• [What the exercise asks]: From the line that has "Read the values" down to the final line of the listing below, transcribe every line exactly, and only those.
╭─ Excerpted data
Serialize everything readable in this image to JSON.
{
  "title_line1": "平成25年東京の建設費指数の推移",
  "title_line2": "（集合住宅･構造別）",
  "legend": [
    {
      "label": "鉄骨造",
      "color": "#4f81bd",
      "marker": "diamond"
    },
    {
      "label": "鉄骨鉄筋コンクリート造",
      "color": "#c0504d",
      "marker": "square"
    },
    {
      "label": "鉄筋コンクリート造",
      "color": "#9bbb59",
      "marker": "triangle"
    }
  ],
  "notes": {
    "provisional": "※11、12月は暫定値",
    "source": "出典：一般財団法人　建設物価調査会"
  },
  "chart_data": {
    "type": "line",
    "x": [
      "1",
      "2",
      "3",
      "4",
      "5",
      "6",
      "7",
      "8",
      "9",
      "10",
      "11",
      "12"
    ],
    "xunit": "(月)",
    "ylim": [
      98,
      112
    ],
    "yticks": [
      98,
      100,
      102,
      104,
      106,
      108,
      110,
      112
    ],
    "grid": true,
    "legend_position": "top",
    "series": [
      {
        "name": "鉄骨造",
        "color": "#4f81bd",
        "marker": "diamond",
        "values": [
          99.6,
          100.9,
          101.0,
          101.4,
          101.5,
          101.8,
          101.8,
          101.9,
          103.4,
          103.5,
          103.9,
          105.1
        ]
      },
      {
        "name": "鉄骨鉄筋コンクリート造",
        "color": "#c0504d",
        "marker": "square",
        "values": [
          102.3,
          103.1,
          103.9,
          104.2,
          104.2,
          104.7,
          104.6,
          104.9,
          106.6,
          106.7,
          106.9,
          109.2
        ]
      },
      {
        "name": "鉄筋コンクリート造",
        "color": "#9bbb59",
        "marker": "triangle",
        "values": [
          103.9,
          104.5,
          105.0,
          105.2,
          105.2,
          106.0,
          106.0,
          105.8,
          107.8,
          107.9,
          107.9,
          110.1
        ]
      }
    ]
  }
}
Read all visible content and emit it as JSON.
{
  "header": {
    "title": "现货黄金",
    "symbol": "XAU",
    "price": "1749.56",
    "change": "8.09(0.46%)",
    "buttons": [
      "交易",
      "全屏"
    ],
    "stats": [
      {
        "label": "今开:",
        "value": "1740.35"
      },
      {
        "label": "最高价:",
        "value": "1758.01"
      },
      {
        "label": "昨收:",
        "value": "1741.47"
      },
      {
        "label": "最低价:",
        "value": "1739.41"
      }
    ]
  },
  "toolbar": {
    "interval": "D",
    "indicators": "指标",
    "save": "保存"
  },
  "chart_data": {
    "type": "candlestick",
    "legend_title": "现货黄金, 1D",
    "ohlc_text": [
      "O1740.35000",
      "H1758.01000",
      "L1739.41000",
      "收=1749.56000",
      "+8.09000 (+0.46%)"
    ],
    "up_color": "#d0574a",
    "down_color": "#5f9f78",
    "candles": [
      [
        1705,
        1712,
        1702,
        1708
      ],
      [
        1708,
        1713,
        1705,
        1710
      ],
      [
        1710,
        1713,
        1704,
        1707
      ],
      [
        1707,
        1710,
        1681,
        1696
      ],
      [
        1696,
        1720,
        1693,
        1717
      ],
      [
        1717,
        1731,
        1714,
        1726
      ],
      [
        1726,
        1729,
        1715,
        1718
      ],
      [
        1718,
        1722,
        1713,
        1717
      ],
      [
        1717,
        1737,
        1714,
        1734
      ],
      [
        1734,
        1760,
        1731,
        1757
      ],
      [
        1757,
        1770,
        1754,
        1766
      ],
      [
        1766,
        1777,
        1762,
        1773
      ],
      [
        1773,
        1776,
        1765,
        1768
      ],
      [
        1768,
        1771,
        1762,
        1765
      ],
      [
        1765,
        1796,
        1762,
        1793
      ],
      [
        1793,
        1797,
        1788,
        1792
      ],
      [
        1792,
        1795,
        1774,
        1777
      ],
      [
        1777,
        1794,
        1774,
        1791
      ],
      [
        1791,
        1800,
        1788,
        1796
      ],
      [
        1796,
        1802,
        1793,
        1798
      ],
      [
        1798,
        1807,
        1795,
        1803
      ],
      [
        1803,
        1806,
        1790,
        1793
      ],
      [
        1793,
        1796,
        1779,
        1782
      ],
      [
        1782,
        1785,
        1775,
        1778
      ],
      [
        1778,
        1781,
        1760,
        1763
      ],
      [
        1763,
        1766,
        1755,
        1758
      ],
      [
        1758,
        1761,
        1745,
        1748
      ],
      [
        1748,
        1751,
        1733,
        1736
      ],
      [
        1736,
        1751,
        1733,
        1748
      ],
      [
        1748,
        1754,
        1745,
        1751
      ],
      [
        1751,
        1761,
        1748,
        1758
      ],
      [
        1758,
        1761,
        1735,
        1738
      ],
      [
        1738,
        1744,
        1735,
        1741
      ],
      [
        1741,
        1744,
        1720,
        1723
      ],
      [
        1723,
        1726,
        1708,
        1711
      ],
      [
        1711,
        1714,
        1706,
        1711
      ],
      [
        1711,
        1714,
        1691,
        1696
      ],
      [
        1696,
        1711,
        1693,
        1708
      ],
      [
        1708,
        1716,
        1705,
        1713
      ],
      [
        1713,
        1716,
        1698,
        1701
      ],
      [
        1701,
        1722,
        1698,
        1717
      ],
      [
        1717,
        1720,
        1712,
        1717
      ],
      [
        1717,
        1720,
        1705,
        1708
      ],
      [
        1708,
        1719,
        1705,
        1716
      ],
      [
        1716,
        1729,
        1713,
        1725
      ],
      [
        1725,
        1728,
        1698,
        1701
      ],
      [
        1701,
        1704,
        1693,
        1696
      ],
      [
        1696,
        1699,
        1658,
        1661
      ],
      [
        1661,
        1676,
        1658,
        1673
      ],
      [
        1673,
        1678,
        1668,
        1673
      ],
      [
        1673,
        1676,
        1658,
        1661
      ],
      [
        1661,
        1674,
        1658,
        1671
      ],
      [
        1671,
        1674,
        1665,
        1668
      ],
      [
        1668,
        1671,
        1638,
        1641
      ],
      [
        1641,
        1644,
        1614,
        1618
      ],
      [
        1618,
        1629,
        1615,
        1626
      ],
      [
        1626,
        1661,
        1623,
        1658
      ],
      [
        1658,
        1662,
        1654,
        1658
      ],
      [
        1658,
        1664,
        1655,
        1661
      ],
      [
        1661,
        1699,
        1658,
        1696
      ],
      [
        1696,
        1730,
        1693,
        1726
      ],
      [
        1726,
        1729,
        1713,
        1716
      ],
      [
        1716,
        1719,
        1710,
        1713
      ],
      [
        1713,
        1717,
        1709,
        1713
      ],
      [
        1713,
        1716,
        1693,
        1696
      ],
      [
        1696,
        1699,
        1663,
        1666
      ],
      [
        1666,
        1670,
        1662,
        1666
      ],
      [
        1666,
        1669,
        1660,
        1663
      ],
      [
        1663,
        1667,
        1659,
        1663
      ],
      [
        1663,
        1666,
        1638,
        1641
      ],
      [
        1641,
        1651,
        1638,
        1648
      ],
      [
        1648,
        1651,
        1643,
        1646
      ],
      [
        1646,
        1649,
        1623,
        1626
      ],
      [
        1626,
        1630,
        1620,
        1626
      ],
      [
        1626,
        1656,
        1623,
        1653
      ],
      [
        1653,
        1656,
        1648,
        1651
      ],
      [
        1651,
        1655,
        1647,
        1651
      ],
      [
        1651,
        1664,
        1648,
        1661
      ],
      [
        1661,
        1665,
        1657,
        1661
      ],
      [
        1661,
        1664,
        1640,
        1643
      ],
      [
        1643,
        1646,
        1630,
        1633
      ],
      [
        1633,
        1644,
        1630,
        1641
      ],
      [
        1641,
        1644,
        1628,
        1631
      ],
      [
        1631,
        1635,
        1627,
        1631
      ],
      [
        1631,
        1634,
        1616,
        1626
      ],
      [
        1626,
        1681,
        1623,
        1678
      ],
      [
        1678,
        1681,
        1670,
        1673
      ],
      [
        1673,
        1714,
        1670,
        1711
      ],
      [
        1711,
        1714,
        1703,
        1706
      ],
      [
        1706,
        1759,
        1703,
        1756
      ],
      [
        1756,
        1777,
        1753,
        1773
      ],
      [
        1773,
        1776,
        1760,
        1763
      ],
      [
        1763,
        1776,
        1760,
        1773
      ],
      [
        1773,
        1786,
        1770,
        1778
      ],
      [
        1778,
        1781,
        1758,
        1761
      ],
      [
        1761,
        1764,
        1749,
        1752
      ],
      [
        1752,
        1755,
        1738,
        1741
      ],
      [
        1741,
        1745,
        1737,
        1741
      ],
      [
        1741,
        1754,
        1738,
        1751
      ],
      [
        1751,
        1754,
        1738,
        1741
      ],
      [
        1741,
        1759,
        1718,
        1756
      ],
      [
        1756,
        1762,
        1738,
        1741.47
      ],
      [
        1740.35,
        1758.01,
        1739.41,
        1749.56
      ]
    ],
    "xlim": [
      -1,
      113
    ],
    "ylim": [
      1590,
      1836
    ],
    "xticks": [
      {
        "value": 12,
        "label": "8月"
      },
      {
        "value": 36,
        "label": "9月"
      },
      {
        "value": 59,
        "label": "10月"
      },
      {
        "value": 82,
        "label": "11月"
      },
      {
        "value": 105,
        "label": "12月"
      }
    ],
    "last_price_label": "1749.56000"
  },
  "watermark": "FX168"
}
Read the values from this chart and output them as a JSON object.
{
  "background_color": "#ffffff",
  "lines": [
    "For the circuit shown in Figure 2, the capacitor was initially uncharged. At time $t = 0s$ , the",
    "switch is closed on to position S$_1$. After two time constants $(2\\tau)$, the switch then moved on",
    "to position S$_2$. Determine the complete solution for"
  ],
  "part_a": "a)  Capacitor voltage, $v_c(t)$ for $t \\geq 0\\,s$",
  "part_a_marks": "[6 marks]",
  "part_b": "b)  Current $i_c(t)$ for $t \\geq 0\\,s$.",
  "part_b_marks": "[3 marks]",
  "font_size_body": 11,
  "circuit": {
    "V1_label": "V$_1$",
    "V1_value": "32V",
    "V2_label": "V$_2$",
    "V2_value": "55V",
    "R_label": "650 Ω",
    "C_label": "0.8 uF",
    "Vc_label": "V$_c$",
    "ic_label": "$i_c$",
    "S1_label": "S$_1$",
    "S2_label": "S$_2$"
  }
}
╰─
• [Solution to the problem]:
Read the values from this chart and output them as a JSON object.
{
  "background_color": "#ffffff",
  "lines": [
    "For the circuit shown in Figure 2, the capacitor was initially uncharged. At time $t = 0s$ , the",
    "switch is closed on to position S$_1$. After two time constants $(2\\tau)$, the switch then moved on",
    "to position S$_2$. Determine the complete solution for"
  ],
  "part_a": "a)  Capacitor voltage, $v_c(t)$ for $t \\geq 0\\,s$",
  "part_a_marks": "[6 marks]",
  "part_b": "b)  Current $i_c(t)$ for $t \\geq 0\\,s$.",
  "part_b_marks": "[3 marks]",
  "font_size_body": 11,
  "circuit": {
    "V1_label": "V$_1$",
    "V1_value": "32V",
    "V2_label": "V$_2$",
    "V2_value": "55V",
    "R_label": "650 Ω",
    "C_label": "0.8 uF",
    "Vc_label": "V$_c$",
    "ic_label": "$i_c$",
    "S1_label": "S$_1$",
    "S2_label": "S$_2$"
  }
}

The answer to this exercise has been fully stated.